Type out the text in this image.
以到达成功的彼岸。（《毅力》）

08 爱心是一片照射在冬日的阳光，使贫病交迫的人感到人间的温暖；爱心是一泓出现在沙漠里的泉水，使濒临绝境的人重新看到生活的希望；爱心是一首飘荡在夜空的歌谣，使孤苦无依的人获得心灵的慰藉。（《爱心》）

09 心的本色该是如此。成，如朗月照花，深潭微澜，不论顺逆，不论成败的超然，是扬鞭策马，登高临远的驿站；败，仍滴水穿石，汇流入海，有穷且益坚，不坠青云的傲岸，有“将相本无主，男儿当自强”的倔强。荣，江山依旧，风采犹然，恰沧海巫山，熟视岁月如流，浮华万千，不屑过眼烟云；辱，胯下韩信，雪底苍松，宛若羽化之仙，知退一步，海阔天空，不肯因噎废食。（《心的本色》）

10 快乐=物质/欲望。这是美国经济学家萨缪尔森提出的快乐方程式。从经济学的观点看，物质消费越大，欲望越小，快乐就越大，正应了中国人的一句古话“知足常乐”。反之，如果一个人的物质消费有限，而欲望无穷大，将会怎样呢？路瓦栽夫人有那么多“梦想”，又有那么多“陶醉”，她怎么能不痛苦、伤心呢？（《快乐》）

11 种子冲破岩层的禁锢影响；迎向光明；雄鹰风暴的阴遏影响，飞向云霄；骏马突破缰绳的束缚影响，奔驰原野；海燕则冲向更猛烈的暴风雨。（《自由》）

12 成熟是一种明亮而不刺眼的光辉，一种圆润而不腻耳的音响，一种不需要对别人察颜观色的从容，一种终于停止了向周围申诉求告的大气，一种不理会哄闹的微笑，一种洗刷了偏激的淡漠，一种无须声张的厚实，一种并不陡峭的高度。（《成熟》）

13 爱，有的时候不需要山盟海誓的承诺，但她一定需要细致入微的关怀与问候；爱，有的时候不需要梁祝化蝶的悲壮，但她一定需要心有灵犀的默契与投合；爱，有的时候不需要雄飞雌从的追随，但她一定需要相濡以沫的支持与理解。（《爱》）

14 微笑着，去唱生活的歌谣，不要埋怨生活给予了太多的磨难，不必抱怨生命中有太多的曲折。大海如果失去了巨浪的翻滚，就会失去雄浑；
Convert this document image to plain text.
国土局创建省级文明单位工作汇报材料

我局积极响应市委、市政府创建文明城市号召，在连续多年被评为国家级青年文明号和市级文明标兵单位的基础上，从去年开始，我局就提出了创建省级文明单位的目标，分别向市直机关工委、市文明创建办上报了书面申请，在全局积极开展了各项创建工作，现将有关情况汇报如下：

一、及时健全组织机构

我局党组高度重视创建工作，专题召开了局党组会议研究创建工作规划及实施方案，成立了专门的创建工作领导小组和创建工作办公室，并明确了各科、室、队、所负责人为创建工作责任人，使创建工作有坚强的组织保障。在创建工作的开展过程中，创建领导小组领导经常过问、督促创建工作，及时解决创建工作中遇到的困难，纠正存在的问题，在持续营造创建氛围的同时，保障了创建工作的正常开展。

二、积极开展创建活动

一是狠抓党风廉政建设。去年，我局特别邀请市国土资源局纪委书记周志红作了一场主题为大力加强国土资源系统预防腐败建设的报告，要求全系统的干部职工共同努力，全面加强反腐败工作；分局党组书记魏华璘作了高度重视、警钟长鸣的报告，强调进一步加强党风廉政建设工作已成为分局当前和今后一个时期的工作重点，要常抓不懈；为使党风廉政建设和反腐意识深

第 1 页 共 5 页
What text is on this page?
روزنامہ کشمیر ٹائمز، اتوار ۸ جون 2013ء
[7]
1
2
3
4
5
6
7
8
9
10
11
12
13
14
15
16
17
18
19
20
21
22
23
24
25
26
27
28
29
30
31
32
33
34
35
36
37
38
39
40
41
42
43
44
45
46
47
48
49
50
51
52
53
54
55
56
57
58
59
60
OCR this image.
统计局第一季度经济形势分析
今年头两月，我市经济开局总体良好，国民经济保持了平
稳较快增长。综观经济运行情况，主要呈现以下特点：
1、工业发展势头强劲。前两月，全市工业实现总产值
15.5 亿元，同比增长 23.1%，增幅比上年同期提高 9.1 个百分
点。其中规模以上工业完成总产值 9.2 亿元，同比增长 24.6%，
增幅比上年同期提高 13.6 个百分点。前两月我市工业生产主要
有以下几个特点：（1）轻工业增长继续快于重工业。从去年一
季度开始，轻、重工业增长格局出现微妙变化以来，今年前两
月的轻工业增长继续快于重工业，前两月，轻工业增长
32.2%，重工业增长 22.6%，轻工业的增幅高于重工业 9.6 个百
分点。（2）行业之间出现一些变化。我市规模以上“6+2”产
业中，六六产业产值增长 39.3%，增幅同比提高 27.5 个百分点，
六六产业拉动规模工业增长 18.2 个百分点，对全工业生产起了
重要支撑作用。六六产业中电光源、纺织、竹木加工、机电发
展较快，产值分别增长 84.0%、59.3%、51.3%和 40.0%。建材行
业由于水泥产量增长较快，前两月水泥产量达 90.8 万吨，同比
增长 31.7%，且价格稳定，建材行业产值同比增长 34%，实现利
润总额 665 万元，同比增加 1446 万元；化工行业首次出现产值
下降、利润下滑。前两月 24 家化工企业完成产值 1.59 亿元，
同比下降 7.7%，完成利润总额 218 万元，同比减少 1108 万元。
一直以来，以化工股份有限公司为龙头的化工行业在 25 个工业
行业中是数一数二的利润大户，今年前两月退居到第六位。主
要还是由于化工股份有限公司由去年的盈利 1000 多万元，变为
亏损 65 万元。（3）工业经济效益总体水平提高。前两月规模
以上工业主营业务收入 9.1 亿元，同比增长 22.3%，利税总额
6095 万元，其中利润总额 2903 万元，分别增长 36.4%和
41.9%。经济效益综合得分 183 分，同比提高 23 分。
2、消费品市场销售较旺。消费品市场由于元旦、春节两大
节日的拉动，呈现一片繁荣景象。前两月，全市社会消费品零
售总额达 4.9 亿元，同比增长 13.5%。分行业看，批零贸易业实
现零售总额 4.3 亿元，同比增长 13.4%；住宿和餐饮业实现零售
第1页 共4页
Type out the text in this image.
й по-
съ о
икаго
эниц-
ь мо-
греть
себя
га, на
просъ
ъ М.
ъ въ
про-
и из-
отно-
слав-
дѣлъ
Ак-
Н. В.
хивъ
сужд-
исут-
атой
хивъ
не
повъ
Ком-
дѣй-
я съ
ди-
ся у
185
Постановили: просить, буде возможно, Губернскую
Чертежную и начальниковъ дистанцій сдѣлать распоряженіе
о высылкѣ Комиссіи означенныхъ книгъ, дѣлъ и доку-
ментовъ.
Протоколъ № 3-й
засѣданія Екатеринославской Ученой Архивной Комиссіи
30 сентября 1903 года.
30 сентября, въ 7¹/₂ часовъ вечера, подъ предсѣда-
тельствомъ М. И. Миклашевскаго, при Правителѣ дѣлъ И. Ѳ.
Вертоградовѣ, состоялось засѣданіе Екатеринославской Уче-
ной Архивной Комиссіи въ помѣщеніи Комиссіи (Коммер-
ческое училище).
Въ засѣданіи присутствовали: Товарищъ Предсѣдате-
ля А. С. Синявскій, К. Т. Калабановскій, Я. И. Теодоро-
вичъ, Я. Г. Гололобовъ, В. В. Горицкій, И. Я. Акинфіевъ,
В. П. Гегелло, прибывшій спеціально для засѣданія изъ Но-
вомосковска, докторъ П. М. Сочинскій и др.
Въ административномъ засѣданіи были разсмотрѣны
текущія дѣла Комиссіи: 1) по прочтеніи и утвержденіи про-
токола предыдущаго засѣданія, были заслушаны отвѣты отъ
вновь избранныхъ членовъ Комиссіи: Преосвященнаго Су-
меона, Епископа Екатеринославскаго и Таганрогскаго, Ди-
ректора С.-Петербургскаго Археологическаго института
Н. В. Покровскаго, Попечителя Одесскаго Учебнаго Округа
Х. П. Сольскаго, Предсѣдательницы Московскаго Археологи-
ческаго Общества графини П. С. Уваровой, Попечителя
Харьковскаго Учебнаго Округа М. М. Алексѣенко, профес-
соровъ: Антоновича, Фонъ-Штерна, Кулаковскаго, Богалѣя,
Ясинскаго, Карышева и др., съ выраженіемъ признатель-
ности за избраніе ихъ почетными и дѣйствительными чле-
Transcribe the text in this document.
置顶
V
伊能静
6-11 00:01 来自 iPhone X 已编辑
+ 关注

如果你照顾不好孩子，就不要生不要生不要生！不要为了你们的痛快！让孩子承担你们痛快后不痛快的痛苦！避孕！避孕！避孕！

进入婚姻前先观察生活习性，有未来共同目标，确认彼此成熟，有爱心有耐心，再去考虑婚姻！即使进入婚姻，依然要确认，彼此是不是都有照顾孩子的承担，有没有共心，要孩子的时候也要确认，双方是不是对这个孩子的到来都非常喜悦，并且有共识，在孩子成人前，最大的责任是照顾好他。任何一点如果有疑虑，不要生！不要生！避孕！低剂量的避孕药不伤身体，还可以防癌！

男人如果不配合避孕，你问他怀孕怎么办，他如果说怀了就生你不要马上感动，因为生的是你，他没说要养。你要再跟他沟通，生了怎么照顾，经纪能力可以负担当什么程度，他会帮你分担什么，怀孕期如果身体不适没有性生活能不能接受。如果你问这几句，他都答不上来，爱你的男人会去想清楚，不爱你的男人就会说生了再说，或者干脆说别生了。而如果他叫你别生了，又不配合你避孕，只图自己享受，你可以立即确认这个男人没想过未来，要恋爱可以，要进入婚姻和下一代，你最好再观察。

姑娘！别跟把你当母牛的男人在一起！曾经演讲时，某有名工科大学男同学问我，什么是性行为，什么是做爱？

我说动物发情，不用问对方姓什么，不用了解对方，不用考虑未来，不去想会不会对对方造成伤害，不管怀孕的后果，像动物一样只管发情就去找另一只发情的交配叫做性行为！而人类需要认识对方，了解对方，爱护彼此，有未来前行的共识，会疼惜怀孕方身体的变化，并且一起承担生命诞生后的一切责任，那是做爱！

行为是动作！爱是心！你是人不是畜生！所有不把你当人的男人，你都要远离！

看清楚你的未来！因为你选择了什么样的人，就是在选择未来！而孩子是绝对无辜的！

* [STATED TASK]: Which lines contain the word "засѣданія"? Copy each of them.

* [RESULT]:
засѣданія Екатеринославской Ученой Архивной Комиссіи
В. П. Гегелло, прибывшій спеціально для засѣданія изъ Но-
токола предыдущаго засѣданія, были заслушаны отвѣты отъ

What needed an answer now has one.